Rewrite the listing from its first line through the line that holds "Bar (119, 180, 148, 317)", inclusive, putting "Mean" wherever "Average" appears and leaving everything else as it is.

AVAILABLE DATA:
◇ ◇ ◇ ◇
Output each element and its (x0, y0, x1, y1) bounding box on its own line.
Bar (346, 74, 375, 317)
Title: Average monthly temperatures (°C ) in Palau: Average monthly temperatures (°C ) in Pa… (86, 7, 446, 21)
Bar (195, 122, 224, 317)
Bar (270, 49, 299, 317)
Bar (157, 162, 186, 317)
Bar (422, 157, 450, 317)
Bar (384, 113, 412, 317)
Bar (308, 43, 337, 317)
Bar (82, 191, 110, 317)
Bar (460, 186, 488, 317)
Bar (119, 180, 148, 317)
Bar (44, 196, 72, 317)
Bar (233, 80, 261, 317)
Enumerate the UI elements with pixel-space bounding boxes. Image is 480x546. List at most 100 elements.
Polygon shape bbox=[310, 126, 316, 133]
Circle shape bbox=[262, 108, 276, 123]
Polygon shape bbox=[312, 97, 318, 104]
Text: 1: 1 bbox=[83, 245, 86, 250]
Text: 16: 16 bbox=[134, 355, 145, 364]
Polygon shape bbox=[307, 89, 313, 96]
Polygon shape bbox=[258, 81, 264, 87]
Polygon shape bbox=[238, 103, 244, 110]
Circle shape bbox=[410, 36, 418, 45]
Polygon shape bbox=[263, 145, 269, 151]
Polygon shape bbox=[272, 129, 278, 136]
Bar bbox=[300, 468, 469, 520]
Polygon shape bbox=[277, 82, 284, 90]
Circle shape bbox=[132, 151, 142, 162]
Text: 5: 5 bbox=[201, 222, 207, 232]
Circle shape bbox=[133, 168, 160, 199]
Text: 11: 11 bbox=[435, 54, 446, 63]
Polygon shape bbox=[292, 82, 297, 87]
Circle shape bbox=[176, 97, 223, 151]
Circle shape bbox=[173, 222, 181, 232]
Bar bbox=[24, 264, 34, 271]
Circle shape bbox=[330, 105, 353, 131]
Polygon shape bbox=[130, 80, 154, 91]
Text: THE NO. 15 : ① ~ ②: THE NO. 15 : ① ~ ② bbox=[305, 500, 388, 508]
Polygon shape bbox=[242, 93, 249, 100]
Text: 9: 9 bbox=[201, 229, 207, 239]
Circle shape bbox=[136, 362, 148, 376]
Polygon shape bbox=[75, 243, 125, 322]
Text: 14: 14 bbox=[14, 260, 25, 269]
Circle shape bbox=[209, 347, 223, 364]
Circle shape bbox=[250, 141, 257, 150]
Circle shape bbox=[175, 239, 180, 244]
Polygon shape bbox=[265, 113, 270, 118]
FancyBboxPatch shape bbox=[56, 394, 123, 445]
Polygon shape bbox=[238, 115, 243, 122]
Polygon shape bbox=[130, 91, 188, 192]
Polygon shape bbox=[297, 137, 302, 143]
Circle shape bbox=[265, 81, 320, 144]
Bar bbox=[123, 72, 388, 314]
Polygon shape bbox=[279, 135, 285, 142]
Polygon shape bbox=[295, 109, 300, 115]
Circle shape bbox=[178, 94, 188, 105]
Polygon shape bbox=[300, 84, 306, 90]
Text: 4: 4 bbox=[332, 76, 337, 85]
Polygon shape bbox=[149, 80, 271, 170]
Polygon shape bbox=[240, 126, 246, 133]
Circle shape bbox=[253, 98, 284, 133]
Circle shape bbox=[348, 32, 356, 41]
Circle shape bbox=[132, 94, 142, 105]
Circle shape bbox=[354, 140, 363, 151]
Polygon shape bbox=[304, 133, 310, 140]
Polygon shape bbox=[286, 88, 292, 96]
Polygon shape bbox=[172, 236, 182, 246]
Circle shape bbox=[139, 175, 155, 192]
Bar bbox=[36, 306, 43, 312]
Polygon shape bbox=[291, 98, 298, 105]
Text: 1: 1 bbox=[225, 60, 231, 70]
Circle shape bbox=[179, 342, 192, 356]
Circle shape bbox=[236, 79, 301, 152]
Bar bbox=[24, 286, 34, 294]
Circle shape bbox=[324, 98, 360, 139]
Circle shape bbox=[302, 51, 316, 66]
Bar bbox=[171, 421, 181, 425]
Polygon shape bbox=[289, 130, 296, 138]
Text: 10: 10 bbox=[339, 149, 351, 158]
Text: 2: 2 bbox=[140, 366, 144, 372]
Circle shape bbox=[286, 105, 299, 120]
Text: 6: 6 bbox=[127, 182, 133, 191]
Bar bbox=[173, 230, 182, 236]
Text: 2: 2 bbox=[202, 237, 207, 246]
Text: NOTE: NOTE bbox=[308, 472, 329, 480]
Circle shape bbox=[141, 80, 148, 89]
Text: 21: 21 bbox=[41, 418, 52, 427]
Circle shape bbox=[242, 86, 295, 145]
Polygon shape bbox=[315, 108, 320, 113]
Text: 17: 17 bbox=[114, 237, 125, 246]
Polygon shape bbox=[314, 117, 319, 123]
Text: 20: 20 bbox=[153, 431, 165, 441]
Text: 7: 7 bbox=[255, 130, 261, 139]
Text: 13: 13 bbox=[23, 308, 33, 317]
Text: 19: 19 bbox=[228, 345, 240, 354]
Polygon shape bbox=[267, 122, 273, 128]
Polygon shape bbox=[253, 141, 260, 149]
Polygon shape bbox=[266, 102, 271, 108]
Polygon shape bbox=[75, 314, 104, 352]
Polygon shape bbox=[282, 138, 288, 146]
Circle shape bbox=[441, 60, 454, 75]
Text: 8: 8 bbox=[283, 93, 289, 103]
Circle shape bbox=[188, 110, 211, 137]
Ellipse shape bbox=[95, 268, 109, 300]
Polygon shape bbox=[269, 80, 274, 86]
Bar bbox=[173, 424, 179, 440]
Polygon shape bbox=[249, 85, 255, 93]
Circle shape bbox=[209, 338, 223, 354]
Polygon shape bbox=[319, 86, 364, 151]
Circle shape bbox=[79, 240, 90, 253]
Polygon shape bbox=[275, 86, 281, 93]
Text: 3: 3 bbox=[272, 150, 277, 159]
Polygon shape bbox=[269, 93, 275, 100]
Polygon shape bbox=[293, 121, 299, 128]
◇ ◇ ◇ ◇
SOLUTION:
Output each element and its (x0, y0, x1, y1) bounding box on its own line.
Bar (346, 74, 375, 317)
Title: Mean monthly temperatures (°C ) in Palau: Mean monthly temperatures (°C ) in Pa… (86, 7, 446, 21)
Bar (195, 122, 224, 317)
Bar (270, 49, 299, 317)
Bar (157, 162, 186, 317)
Bar (422, 157, 450, 317)
Bar (384, 113, 412, 317)
Bar (308, 43, 337, 317)
Bar (82, 191, 110, 317)
Bar (460, 186, 488, 317)
Bar (119, 180, 148, 317)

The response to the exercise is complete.